Provided text:
::::::
Published: April 28, 2005

Nuclear Statement to the US Congressional Committee

Published: April 28, 2005

Patrick Moore endorses nuclear energy before US Congress


April 28, 2005

“Nuclear energy is the only non-greenhouse gas-emitting power source that can effectively replace fossil fuels and satisfy global demand.”

—Dr. Patrick Moore, PhD

Statement to Congressional Subcommittee on Nuclear Energy

Introduction

Mr. Chairman and members of the Subcommittee, thank you for inviting me hear today to testify about why nuclear energy is a vital component for America’s energy future.

First, let me say a few words about who I am and where I’ve come from.

Founding Greenpeace

I was born and raised in the tiny fishing and logging village of Winter Harbour on the northwest tip of Vancouver Island, in the rainforest by the Pacific. I didn’t realize what a blessed childhood I’d had, playing on the tidal flats by the salmon spawning streams in the rainforest, until I was shipped away to boarding school in Vancouver at age fourteen.

I eventually attended the University of British Columbia studying the life sciences: biology, forestry, genetics; but it was when I discovered ecology that I realized that through science I could gain an insight into the mystery of the rainforest I had known as a child.

I became a born-again ecologist, and in the late 1960’s, was soon transformed into a radical environmental activist.

I found myself in a church basement in Vancouver with a like-minded group of people, planning a protest campaign against US hydrogen bomb testing in Alaska. We proved that a somewhat rag-tag looking group of activists could sail a leaky old halibut boat across the North Pacific Ocean and change the course of history.

This was the birth of Greenpeace.
Activism in Action
In 1975 we set sail deep-sea into the North Pacific against the Soviet Union’s factory whaling fleets that were slaughtering the last of the sperm whales off California. We put ourselves in front of the harpoons in little rubber boats and made Walter Cronkite’s evening news.
That really put Greenpeace on the map.
In 1979 the International Whaling Commission banned factory whaling in the North Pacific and soon it was banned in all the world’s oceans.
From Confrontation to Consensus
By the mid-1980’s Greenpeace had grown from that church basement into an organization with an income of over US$100 million per year, offices in 21 countries and over 100 campaigns around the world, now tackling toxic waste, acid rain, uranium mining and drift net fishing as well as the original issues.
::::::
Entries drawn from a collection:

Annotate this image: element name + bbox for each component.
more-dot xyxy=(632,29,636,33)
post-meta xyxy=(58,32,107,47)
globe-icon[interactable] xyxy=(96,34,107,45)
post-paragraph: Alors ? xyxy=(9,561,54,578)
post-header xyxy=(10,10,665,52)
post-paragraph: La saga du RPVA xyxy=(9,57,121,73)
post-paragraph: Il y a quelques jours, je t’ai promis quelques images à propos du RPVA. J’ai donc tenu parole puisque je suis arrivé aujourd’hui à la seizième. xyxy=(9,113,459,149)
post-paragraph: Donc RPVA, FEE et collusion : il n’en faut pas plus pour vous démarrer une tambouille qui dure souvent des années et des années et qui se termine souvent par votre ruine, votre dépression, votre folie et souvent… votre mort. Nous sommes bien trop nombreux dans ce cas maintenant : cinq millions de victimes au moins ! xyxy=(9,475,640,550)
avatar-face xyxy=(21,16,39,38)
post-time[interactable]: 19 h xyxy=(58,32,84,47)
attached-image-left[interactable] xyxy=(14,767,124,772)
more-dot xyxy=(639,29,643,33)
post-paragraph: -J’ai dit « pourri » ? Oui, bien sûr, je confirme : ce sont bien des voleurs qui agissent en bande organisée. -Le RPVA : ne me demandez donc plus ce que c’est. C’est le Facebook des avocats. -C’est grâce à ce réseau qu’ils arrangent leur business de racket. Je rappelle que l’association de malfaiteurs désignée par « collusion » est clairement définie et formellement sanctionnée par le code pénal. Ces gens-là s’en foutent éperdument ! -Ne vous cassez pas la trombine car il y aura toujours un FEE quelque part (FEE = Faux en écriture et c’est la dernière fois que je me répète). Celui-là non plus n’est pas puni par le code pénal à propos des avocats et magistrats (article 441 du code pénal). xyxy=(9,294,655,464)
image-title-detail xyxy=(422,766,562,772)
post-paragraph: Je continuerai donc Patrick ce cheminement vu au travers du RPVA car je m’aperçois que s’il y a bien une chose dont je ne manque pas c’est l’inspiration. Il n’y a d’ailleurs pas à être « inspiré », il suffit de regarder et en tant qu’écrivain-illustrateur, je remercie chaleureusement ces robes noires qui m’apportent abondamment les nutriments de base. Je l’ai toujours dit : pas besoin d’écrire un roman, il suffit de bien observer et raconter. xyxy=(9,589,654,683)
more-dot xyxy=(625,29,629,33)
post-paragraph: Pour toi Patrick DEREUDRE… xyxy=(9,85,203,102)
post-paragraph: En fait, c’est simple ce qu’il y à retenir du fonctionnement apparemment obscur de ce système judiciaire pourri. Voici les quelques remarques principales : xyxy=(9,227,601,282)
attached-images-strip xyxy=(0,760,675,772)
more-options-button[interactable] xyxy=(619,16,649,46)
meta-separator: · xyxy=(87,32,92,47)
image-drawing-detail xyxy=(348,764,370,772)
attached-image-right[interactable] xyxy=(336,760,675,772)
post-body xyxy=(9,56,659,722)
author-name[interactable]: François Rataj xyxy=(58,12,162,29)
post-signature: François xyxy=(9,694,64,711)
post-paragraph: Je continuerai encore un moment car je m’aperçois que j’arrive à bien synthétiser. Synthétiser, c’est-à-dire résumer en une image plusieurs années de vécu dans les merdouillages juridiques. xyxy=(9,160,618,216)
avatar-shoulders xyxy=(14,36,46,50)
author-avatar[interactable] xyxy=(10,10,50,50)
::::::
List of tasks:
#1 According to the nuclear energy testimony, how many countries did Greenpeace have offices in by the mid-1980s?
#2 Resume the nuclear energy testimony from the point where it stops.

Answers provided:
#1 21 countries.

#2
We had won over a majority of the public in the industrialized democracies. Presidents and prime ministers were talking about the environment on a daily basis.
For me it was time to make a change. I had been against at least three or four things every day of my life for 15 years; I decided I’d like to be in favor of something for a change.
I made the transition from the politics of confrontation to the politics of building consensus.
After all, when a majority of people decide they agree with you it is probably time to stop hitting them over the head with a stick and sit down and talk to them about finding solutions to our environmental problems.
Sustainable Development
The term sustainable development was adopted to describe the challenge of taking the new environmental values we had popularized, and incorporating them into the traditional social and economic values that have always governed public policy and our daily behavior.

We cannot simply switch to basing all our actions on purely environmental values.

Every day 6 billion people wake up with real needs for food, energy and materials. The challenge for sustainability is to provide for those needs in ways that reduce negative impact on the environment.

But any changes made must also be socially acceptable and technically and economically feasible. It is not always easy to balance environmental, social, and economic priorities.

Compromise and co-operation with the involvement of government, industry, academia and the environmental movement is required to achieve sustainability.

It is this effort to find consensus among competing interests that has occupied my time for the past 15 years.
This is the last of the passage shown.